> **EXERCISE**
All of the data should be repeated exactly; pictures are not part of the copy.

···

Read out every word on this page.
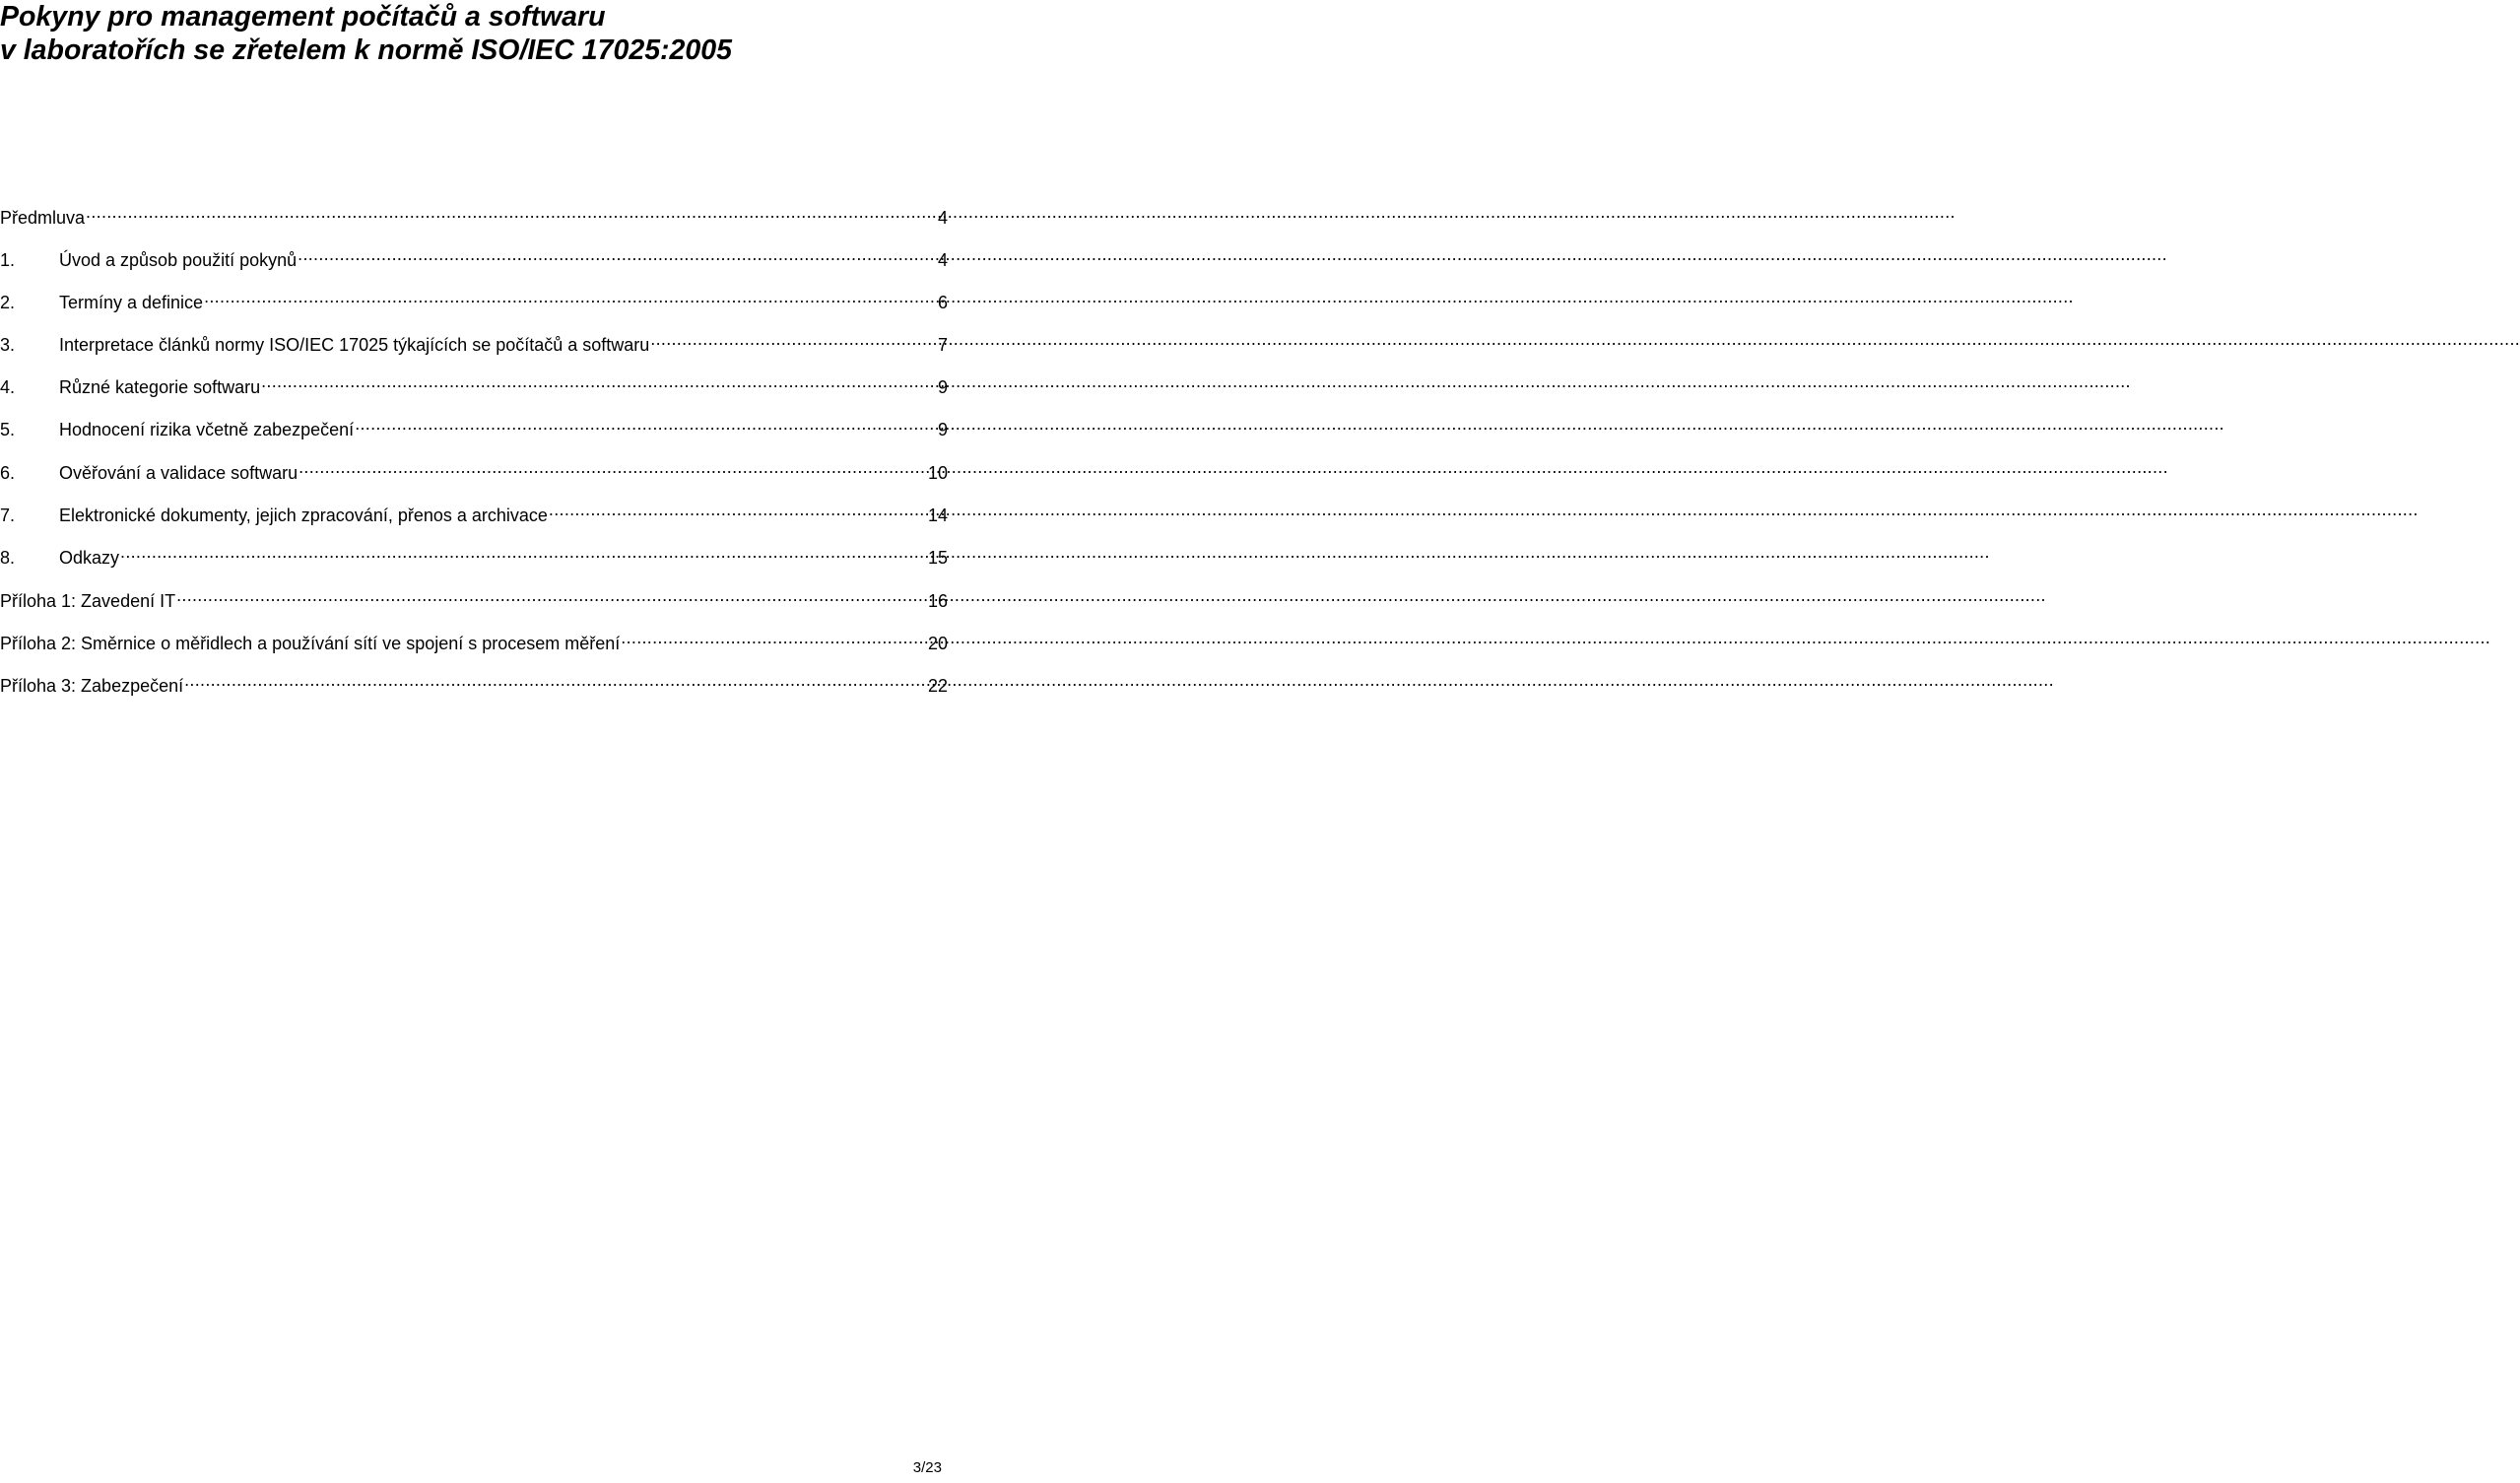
Pokyny pro management počítačů a softwaru
v laboratořích se zřetelem k normě ISO/IEC 17025:2005
Předmluva .....	4
1.	Úvod a způsob použití pokynů .....	4
2.	Termíny a definice .....	6
3.	Interpretace článků normy ISO/IEC 17025 týkajících se počítačů a softwaru .....	7
4.	Různé kategorie softwaru .....	9
5.	Hodnocení rizika včetně zabezpečení .....	9
6.	Ověřování a validace softwaru .....	10
7.	Elektronické dokumenty, jejich zpracování, přenos a archivace .....	14
8.	Odkazy .....	15
Příloha 1: Zavedení IT .....	16
Příloha 2: Směrnice o měřidlech a používání sítí ve spojení s procesem měření .....	20
Příloha 3: Zabezpečení .....	22
3/23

···

> **ANSWER TO THE TASK**
Read out every word on this page.
Pokyny pro management počítačů a softwaru
v laboratořích se zřetelem k normě ISO/IEC 17025:2005
Předmluva .....	4
1.	Úvod a způsob použití pokynů .....	4
2.	Termíny a definice .....	6
3.	Interpretace článků normy ISO/IEC 17025 týkajících se počítačů a softwaru .....	7
4.	Různé kategorie softwaru .....	9
5.	Hodnocení rizika včetně zabezpečení .....	9
6.	Ověřování a validace softwaru .....	10
7.	Elektronické dokumenty, jejich zpracování, přenos a archivace .....	14
8.	Odkazy .....	15
Příloha 1: Zavedení IT .....	16
Příloha 2: Směrnice o měřidlech a používání sítí ve spojení s procesem měření .....	20
Příloha 3: Zabezpečení .....	22
3/23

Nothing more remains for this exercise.